## Input rows

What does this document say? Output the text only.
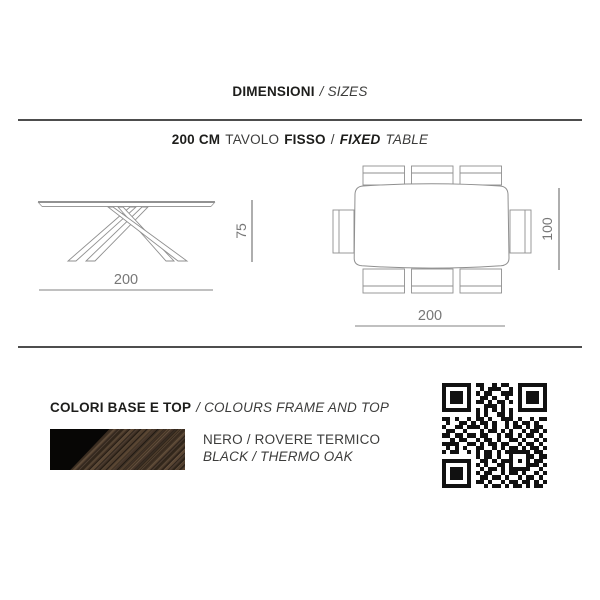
DIMENSIONI / SIZES
200 CM TAVOLO FISSO / FIXED TABLE
75
200
100
200
COLORI BASE E TOP / COLOURS FRAME AND TOP
NERO / ROVERE TERMICO
BLACK / THERMO OAK
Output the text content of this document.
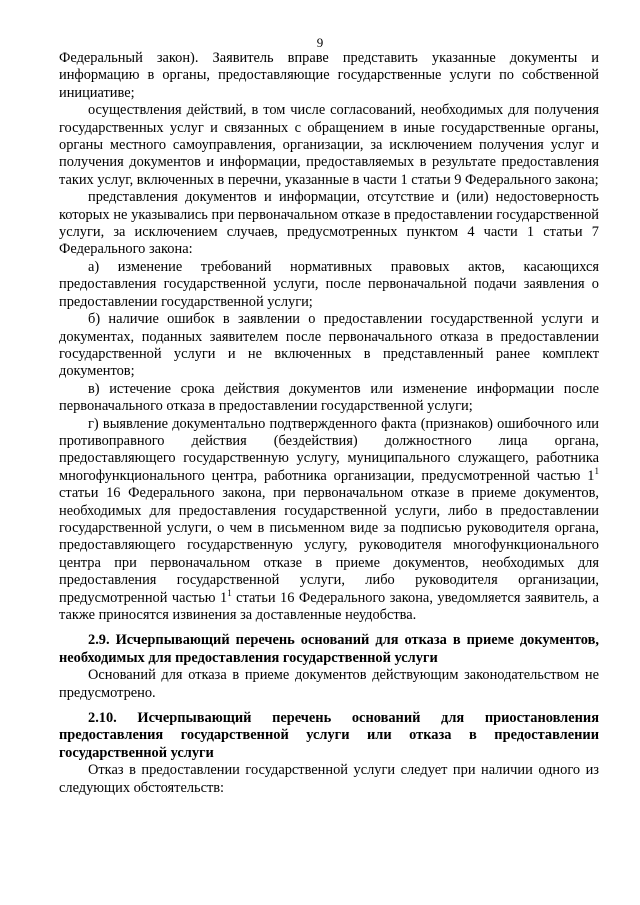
9

Федеральный закон). Заявитель вправе представить указанные документы и информацию в органы, предоставляющие государственные услуги по собственной инициативе;

осуществления действий, в том числе согласований, необходимых для получения государственных услуг и связанных с обращением в иные государственные органы, органы местного самоуправления, организации, за исключением получения услуг и получения документов и информации, предоставляемых в результате предоставления таких услуг, включенных в перечни, указанные в части 1 статьи 9 Федерального закона;

представления документов и информации, отсутствие и (или) недостоверность которых не указывались при первоначальном отказе в предоставлении государственной услуги, за исключением случаев, предусмотренных пунктом 4 части 1 статьи 7 Федерального закона:

а) изменение требований нормативных правовых актов, касающихся предоставления государственной услуги, после первоначальной подачи заявления о предоставлении государственной услуги;

б) наличие ошибок в заявлении о предоставлении государственной услуги и документах, поданных заявителем после первоначального отказа в предоставлении государственной услуги и не включенных в представленный ранее комплект документов;

в) истечение срока действия документов или изменение информации после первоначального отказа в предоставлении государственной услуги;

г) выявление документально подтвержденного факта (признаков) ошибочного или противоправного действия (бездействия) должностного лица органа, предоставляющего государственную услугу, муниципального служащего, работника многофункционального центра, работника организации, предусмотренной частью $1^1$ статьи 16 Федерального закона, при первоначальном отказе в приеме документов, необходимых для предоставления государственной услуги, либо в предоставлении государственной услуги, о чем в письменном виде за подписью руководителя органа, предоставляющего государственную услугу, руководителя многофункционального центра при первоначальном отказе в приеме документов, необходимых для предоставления государственной услуги, либо руководителя организации, предусмотренной частью $1^1$ статьи 16 Федерального закона, уведомляется заявитель, а также приносятся извинения за доставленные неудобства.

2.9. Исчерпывающий перечень оснований для отказа в приеме документов, необходимых для предоставления государственной услуги

Оснований для отказа в приеме документов действующим законодательством не предусмотрено.

2.10. Исчерпывающий перечень оснований для приостановления предоставления государственной услуги или отказа в предоставлении государственной услуги

Отказ в предоставлении государственной услуги следует при наличии одного из следующих обстоятельств:
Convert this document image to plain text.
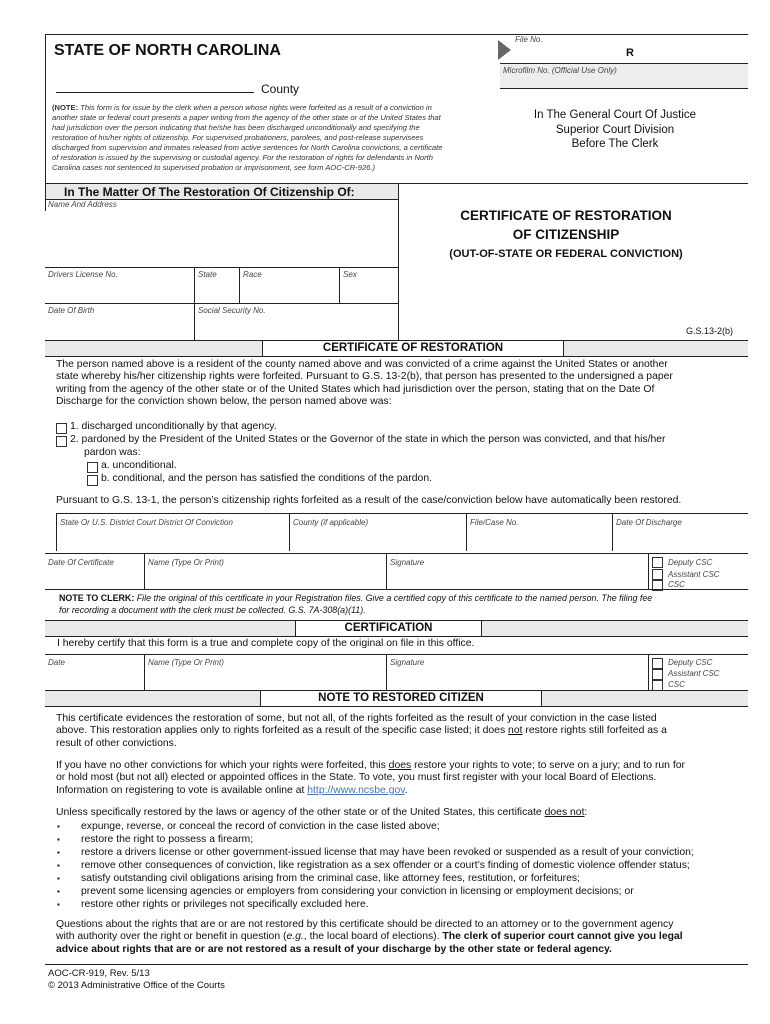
STATE OF NORTH CAROLINA
File No.
R
Microfilm No. (Official Use Only)
County
(NOTE: This form is for issue by the clerk when a person whose rights were forfeited as a result of a conviction in
another state or federal court presents a paper writing from the agency of the other state or of the United States that
had jurisdiction over the person indicating that he/she has been discharged unconditionally and specifying the
restoration of his/her rights of citizenship. For supervised probationers, parolees, and post-release supervisees
discharged from supervision and inmates released from active sentences for North Carolina convictions, a certificate
of restoration is issued by the supervising or custodial agency. For the restoration of rights for defendants in North
Carolina cases not sentenced to supervised probation or imprisonment, see form AOC-CR-926.)
In The General Court Of Justice
Superior Court Division
Before The Clerk
In The Matter Of The Restoration Of Citizenship Of:
Name And Address
Drivers License No.	State	Race	Sex
Date Of Birth	Social Security No.
CERTIFICATE OF RESTORATION
OF CITIZENSHIP
(OUT-OF-STATE OR FEDERAL CONVICTION)
G.S.13-2(b)
CERTIFICATE OF RESTORATION
The person named above is a resident of the county named above and was convicted of a crime against the United States or another
state whereby his/her citizenship rights were forfeited. Pursuant to G.S. 13-2(b), that person has presented to the undersigned a paper
writing from the agency of the other state or of the United States which had jurisdiction over the person, stating that on the Date Of
Discharge for the conviction shown below, the person named above was:
1. discharged unconditionally by that agency.
2. pardoned by the President of the United States or the Governor of the state in which the person was convicted, and that his/her
pardon was:
a. unconditional.
b. conditional, and the person has satisfied the conditions of the pardon.
Pursuant to G.S. 13-1, the person’s citizenship rights forfeited as a result of the case/conviction below have automatically been restored.
State Or U.S. District Court District Of Conviction	County (if applicable)	File/Case No.	Date Of Discharge
Date Of Certificate	Name (Type Or Print)	Signature	Deputy CSC
Assistant CSC
CSC
NOTE TO CLERK: File the original of this certificate in your Registration files. Give a certified copy of this certificate to the named person. The filing fee
for recording a document with the clerk must be collected. G.S. 7A-308(a)(11).
CERTIFICATION
I hereby certify that this form is a true and complete copy of the original on file in this office.
Date	Name (Type Or Print)	Signature	Deputy CSC
Assistant CSC
CSC
NOTE TO RESTORED CITIZEN
This certificate evidences the restoration of some, but not all, of the rights forfeited as the result of your conviction in the case listed
above. This restoration applies only to rights forfeited as a result of the specific case listed; it does not restore rights still forfeited as a
result of other convictions.
If you have no other convictions for which your rights were forfeited, this does restore your rights to vote; to serve on a jury; and to run for
or hold most (but not all) elected or appointed offices in the State. To vote, you must first register with your local Board of Elections.
Information on registering to vote is available online at http://www.ncsbe.gov.
Unless specifically restored by the laws or agency of the other state or of the United States, this certificate does not:
▪ expunge, reverse, or conceal the record of conviction in the case listed above;
▪ restore the right to possess a firearm;
▪ restore a drivers license or other government-issued license that may have been revoked or suspended as a result of your conviction;
▪ remove other consequences of conviction, like registration as a sex offender or a court’s finding of domestic violence offender status;
▪ satisfy outstanding civil obligations arising from the criminal case, like attorney fees, restitution, or forfeitures;
▪ prevent some licensing agencies or employers from considering your conviction in licensing or employment decisions; or
▪ restore other rights or privileges not specifically excluded here.
Questions about the rights that are or are not restored by this certificate should be directed to an attorney or to the government agency
with authority over the right or benefit in question (e.g., the local board of elections). The clerk of superior court cannot give you legal
advice about rights that are or are not restored as a result of your discharge by the other state or federal agency.
AOC-CR-919, Rev. 5/13
© 2013 Administrative Office of the Courts
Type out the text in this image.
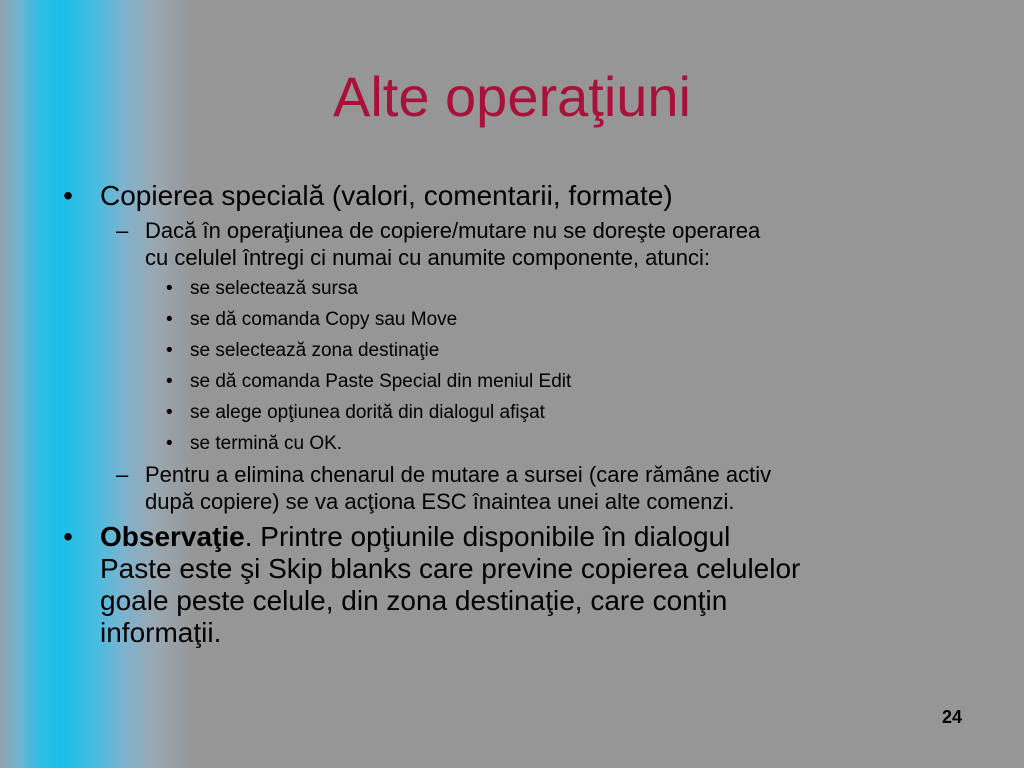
Alte operaţiuni
• Copierea specială (valori, comentarii, formate)
– Dacă în operaţiunea de copiere/mutare nu se doreşte operarea
cu celulel întregi ci numai cu anumite componente, atunci:
• se selectează sursa
• se dă comanda Copy sau Move
• se selectează zona destinaţie
• se dă comanda Paste Special din meniul Edit
• se alege opţiunea dorită din dialogul afişat
• se termină cu OK.
– Pentru a elimina chenarul de mutare a sursei (care rămâne activ
după copiere) se va acţiona ESC înaintea unei alte comenzi.
• Observaţie. Printre opţiunile disponibile în dialogul
Paste este şi Skip blanks care previne copierea celulelor
goale peste celule, din zona destinaţie, care conţin
informaţii.
24
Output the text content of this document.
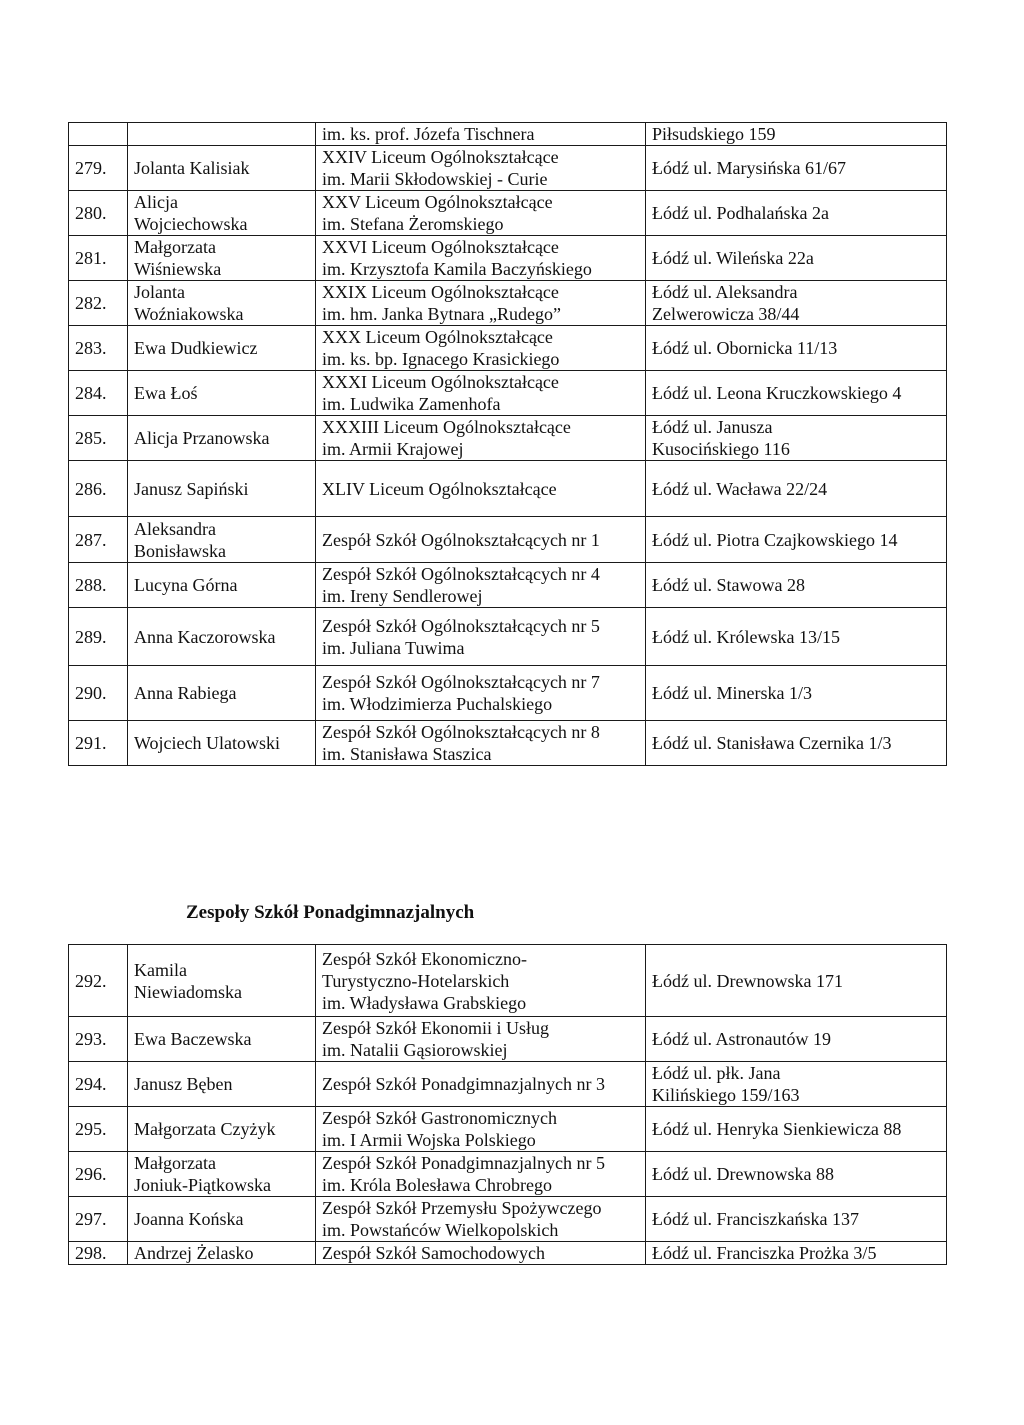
		im. ks. prof. Józefa Tischnera	Piłsudskiego 159

279.	Jolanta Kalisiak	XXIV Liceum Ogólnokształcące
im. Marii Skłodowskiej - Curie	Łódź ul. Marysińska 61/67

280.	Alicja
Wojciechowska	XXV Liceum Ogólnokształcące
im. Stefana Żeromskiego	Łódź ul. Podhalańska 2a

281.	Małgorzata
Wiśniewska	XXVI Liceum Ogólnokształcące
im. Krzysztofa Kamila Baczyńskiego	Łódź ul. Wileńska 22a

282.	Jolanta
Woźniakowska	XXIX Liceum Ogólnokształcące
im. hm. Janka Bytnara „Rudego”	Łódź ul. Aleksandra
Zelwerowicza 38/44

283.	Ewa Dudkiewicz	XXX Liceum Ogólnokształcące
im. ks. bp. Ignacego Krasickiego	Łódź ul. Obornicka 11/13

284.	Ewa Łoś	XXXI Liceum Ogólnokształcące
im. Ludwika Zamenhofa	Łódź ul. Leona Kruczkowskiego 4

285.	Alicja Przanowska	XXXIII Liceum Ogólnokształcące
im. Armii Krajowej	Łódź ul. Janusza
Kusocińskiego 116

286.	Janusz Sapiński	XLIV Liceum Ogólnokształcące	Łódź ul. Wacława 22/24

287.	Aleksandra
Bonisławska	Zespół Szkół Ogólnokształcących nr 1	Łódź ul. Piotra Czajkowskiego 14

288.	Lucyna Górna	Zespół Szkół Ogólnokształcących nr 4
im. Ireny Sendlerowej	Łódź ul. Stawowa 28

289.	Anna Kaczorowska	Zespół Szkół Ogólnokształcących nr 5
im. Juliana Tuwima	Łódź ul. Królewska 13/15

290.	Anna Rabiega	Zespół Szkół Ogólnokształcących nr 7
im. Włodzimierza Puchalskiego	Łódź ul. Minerska 1/3

291.	Wojciech Ulatowski	Zespół Szkół Ogólnokształcących nr 8
im. Stanisława Staszica	Łódź ul. Stanisława Czernika 1/3
Zespoły Szkół Ponadgimnazjalnych
292.	Kamila
Niewiadomska	Zespół Szkół Ekonomiczno-
Turystyczno-Hotelarskich
im. Władysława Grabskiego	Łódź ul. Drewnowska 171

293.	Ewa Baczewska	Zespół Szkół Ekonomii i Usług
im. Natalii Gąsiorowskiej	Łódź ul. Astronautów 19

294.	Janusz Bęben	Zespół Szkół Ponadgimnazjalnych nr 3	Łódź ul. płk. Jana
Kilińskiego 159/163

295.	Małgorzata Czyżyk	Zespół Szkół Gastronomicznych
im. I Armii Wojska Polskiego	Łódź ul. Henryka Sienkiewicza 88

296.	Małgorzata
Joniuk-Piątkowska	Zespół Szkół Ponadgimnazjalnych nr 5
im. Króla Bolesława Chrobrego	Łódź ul. Drewnowska 88

297.	Joanna Końska	Zespół Szkół Przemysłu Spożywczego
im. Powstańców Wielkopolskich	Łódź ul. Franciszkańska 137

298.	Andrzej Żelasko	Zespół Szkół Samochodowych	Łódź ul. Franciszka Prożka 3/5
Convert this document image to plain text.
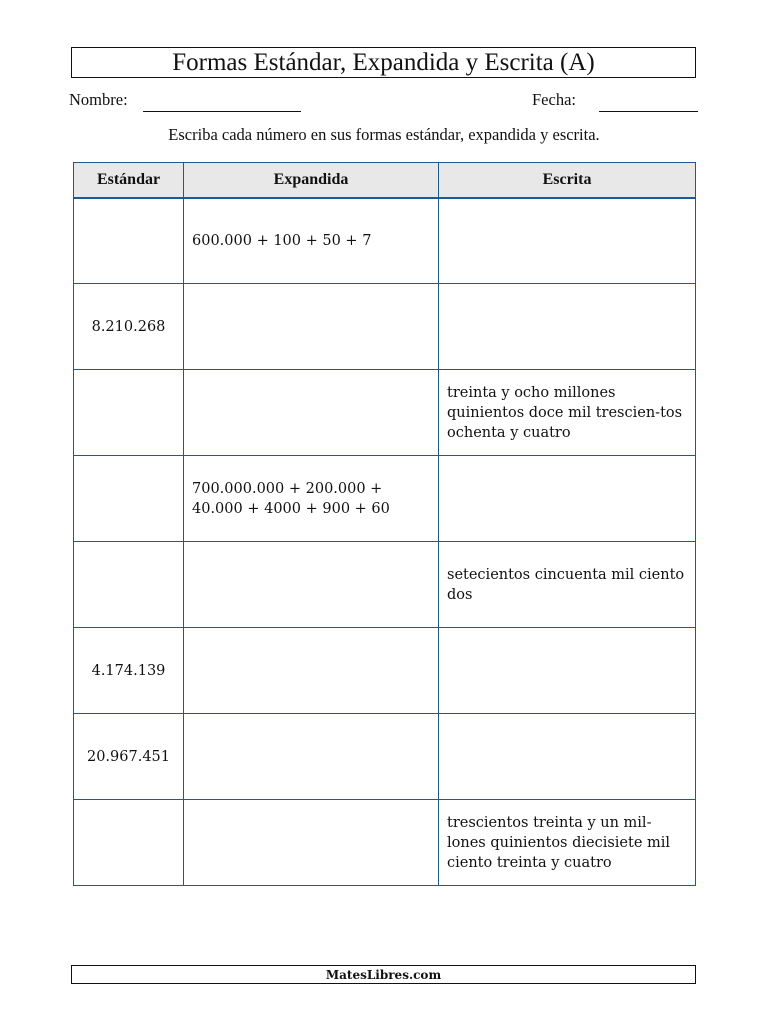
Formas Estándar, Expandida y Escrita (A)
Nombre:	Fecha:
Escriba cada número en sus formas estándar, expandida y escrita.
Estándar	Expandida	Escrita
	600.000 + 100 + 50 + 7	
8.210.268		
		treinta y ocho millones quinientos doce mil trescien-tos ochenta y cuatro
	700.000.000 + 200.000 + 40.000 + 4000 + 900 + 60	
		setecientos cincuenta mil ciento dos
4.174.139		
20.967.451		
		trescientos treinta y un mil-lones quinientos diecisiete mil ciento treinta y cuatro
MatesLibres.com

## Your goal
Report the count of lines in the entries that contain the string "ciento", and nothing besides it.

## Response to this exercise
2